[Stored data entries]
** Start **

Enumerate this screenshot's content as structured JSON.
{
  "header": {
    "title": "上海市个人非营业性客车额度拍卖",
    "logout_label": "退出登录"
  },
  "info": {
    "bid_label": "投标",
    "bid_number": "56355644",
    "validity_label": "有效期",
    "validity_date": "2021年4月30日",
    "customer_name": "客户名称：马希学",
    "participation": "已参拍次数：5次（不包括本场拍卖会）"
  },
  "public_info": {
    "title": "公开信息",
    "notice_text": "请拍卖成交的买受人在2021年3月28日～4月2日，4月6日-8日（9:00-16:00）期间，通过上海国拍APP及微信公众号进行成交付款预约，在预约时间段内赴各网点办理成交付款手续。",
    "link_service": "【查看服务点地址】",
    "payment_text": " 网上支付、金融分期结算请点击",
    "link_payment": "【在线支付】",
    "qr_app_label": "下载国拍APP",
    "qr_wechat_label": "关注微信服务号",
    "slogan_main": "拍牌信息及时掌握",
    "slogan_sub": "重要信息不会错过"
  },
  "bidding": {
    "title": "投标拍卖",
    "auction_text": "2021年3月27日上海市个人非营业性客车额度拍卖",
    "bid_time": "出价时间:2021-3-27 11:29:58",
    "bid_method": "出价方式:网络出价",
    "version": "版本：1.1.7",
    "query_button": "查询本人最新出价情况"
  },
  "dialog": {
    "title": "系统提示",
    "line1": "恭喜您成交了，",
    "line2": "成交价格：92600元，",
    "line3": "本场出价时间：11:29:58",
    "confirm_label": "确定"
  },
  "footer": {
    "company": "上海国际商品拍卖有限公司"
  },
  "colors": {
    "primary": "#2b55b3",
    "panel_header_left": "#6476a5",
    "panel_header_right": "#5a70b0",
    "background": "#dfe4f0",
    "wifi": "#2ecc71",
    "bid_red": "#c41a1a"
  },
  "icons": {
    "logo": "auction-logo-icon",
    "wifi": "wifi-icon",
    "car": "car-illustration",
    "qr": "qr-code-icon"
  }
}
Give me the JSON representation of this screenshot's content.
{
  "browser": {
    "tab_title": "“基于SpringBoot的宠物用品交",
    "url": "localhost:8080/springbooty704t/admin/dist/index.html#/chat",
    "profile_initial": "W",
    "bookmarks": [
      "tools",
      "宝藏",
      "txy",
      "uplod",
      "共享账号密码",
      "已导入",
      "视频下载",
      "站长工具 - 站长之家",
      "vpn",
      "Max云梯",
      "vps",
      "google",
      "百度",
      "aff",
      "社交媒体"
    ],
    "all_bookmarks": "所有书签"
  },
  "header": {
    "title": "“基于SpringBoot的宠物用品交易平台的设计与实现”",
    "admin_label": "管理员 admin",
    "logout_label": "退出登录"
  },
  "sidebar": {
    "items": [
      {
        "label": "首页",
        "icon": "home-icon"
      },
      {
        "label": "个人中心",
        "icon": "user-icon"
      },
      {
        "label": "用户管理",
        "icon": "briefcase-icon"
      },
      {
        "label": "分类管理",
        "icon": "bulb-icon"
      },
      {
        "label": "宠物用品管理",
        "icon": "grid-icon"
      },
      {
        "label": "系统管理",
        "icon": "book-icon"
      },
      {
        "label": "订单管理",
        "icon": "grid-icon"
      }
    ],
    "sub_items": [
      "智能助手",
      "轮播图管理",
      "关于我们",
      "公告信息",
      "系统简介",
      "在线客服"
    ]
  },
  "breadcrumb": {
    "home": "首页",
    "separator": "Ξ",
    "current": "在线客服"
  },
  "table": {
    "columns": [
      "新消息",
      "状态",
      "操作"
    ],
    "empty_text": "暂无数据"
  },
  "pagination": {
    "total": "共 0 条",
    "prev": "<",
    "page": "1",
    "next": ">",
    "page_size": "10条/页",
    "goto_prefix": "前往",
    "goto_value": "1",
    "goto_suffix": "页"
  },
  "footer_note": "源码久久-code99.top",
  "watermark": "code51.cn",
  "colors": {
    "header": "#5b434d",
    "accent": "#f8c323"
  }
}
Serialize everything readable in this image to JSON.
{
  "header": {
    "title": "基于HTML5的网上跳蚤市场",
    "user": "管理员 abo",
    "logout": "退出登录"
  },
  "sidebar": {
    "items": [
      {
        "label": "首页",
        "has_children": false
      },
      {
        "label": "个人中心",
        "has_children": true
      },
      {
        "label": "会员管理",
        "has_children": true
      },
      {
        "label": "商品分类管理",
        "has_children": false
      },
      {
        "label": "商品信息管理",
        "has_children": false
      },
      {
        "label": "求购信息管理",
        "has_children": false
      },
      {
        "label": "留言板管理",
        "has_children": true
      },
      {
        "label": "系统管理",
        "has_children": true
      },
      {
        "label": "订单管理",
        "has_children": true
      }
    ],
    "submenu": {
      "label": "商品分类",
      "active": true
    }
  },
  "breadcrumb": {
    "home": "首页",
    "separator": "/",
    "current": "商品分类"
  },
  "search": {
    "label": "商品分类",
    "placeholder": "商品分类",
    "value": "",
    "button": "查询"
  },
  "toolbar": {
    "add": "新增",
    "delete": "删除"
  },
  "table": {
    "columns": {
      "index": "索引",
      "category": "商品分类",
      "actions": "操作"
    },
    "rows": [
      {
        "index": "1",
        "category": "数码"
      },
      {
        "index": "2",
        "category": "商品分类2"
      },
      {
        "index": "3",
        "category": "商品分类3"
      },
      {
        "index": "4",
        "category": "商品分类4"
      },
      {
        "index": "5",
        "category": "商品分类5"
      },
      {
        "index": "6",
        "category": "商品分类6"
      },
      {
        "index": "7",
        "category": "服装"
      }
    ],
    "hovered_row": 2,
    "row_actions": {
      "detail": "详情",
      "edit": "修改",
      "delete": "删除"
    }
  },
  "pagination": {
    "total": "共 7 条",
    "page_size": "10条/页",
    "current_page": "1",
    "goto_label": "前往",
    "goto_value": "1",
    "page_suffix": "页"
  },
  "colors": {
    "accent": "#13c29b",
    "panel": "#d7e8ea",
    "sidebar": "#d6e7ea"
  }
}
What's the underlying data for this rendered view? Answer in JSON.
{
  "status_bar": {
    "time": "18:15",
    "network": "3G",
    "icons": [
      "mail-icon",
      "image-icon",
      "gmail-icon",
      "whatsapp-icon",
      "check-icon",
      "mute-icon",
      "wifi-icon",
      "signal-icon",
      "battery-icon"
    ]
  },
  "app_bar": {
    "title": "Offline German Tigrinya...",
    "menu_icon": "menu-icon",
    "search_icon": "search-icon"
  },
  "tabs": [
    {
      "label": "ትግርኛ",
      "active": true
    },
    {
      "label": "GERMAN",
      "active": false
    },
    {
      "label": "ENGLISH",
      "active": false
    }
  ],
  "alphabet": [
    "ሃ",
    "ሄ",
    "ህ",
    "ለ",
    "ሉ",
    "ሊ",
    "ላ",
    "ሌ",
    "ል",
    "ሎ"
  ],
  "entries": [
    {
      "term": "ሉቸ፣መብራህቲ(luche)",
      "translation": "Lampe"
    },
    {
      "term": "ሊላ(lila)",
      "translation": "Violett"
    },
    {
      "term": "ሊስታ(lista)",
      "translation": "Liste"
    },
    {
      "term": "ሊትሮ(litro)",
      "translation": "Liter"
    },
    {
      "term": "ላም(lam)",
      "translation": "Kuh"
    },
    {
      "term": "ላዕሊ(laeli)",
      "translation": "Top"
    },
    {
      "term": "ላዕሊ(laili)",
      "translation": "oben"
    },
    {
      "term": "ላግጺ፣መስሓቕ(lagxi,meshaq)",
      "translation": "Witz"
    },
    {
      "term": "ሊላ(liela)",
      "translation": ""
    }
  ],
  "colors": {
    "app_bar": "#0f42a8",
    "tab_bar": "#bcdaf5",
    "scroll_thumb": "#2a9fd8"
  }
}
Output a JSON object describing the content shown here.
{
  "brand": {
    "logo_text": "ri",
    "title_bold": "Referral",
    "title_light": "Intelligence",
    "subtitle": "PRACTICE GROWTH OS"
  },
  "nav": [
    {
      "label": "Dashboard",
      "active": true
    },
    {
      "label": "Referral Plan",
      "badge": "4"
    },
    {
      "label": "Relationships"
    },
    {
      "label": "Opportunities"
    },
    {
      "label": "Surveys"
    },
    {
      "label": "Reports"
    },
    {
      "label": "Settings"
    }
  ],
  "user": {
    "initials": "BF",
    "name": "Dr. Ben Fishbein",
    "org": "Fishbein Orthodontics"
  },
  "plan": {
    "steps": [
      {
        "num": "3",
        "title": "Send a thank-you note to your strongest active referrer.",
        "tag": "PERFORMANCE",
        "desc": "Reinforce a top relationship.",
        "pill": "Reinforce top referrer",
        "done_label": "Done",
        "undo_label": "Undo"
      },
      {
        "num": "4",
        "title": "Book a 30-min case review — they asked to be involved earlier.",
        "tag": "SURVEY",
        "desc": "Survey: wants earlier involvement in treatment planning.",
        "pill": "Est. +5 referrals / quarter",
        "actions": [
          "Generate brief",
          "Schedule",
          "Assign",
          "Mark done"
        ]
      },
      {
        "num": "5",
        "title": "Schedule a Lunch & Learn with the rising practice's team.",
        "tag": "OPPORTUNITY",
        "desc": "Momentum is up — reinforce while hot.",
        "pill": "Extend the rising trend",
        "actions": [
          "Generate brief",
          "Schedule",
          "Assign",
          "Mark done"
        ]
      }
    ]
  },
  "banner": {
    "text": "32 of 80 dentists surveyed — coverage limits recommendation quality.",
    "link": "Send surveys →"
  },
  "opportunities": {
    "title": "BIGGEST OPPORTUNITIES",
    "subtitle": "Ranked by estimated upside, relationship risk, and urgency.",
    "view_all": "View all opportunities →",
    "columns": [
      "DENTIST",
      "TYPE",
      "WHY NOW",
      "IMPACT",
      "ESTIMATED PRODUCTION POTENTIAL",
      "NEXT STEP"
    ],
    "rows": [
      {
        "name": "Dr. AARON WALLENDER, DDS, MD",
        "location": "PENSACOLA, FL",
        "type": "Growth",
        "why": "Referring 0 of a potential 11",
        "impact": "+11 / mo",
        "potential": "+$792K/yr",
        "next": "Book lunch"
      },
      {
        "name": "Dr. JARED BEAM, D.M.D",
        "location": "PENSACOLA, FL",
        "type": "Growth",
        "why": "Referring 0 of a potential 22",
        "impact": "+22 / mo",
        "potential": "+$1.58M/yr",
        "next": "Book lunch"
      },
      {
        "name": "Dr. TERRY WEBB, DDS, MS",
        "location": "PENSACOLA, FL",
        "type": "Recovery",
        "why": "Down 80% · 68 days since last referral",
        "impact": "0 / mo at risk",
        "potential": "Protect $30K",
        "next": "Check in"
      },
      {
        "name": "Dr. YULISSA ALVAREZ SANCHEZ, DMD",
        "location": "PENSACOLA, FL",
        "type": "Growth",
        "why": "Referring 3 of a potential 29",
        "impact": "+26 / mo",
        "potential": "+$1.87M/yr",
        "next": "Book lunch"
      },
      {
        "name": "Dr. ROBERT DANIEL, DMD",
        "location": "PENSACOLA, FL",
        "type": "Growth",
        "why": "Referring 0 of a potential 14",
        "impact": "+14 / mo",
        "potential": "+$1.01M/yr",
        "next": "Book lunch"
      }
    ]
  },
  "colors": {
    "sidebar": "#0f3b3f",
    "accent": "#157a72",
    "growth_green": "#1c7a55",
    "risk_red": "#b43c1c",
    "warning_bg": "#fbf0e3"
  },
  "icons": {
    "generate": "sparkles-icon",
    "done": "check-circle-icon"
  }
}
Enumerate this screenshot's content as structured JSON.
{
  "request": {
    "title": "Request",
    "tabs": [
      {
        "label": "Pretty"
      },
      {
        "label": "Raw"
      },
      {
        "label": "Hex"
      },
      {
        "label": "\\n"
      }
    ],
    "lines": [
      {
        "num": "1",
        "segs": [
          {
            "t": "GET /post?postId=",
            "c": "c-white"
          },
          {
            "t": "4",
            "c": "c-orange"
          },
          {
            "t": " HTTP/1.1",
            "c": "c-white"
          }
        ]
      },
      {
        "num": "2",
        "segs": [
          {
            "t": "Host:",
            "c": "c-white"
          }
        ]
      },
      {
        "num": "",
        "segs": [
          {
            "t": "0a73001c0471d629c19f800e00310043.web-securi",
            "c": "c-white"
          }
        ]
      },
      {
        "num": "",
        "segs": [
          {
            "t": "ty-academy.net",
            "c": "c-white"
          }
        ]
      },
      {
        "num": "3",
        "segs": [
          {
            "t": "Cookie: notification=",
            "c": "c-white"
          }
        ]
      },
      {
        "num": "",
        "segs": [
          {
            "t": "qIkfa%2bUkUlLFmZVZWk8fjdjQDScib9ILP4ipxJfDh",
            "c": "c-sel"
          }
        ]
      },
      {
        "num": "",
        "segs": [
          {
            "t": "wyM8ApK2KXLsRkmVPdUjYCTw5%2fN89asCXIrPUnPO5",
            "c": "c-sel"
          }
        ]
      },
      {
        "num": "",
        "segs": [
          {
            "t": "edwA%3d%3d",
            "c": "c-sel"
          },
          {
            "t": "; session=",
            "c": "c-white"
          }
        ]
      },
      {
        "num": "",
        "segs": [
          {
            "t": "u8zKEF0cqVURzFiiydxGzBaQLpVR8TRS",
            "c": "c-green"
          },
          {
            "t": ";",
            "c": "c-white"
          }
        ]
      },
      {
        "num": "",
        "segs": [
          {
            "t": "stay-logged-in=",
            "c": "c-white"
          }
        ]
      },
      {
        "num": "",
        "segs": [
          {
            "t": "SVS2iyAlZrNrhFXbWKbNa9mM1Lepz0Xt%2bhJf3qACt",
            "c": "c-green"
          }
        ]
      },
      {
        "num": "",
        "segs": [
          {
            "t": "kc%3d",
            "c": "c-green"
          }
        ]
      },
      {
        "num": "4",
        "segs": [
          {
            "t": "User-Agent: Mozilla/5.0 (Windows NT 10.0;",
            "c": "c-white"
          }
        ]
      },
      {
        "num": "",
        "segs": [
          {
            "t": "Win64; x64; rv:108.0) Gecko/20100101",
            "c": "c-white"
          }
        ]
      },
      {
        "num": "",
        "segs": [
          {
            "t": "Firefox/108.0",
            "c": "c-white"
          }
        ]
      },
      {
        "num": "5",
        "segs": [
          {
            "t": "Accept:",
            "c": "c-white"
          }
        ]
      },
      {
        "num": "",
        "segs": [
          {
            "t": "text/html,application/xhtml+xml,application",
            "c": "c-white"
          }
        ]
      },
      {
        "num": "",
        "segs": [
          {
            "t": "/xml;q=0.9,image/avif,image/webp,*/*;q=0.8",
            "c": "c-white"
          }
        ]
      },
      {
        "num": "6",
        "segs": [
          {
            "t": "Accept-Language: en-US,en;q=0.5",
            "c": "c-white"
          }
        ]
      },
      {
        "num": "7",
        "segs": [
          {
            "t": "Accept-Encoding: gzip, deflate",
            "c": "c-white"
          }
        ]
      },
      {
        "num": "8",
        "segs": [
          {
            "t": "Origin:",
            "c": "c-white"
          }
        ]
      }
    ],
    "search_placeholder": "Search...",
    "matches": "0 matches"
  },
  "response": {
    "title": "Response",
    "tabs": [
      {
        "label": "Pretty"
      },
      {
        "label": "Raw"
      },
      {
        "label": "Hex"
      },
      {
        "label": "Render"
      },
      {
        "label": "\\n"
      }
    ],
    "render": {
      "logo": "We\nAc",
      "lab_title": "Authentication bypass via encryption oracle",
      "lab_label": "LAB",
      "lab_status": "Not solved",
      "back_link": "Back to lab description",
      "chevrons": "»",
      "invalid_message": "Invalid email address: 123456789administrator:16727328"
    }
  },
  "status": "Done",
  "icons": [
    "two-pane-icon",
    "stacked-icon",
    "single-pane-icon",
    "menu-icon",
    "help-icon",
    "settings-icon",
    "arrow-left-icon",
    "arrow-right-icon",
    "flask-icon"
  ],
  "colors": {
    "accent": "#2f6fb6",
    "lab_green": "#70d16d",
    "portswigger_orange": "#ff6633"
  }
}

** End **

Which lines above hold the word "rising"? Copy each of them.

## TASK ANSWER
        "title": "Schedule a Lunch & Learn with the rising practice's team.",
        "pill": "Extend the rising trend",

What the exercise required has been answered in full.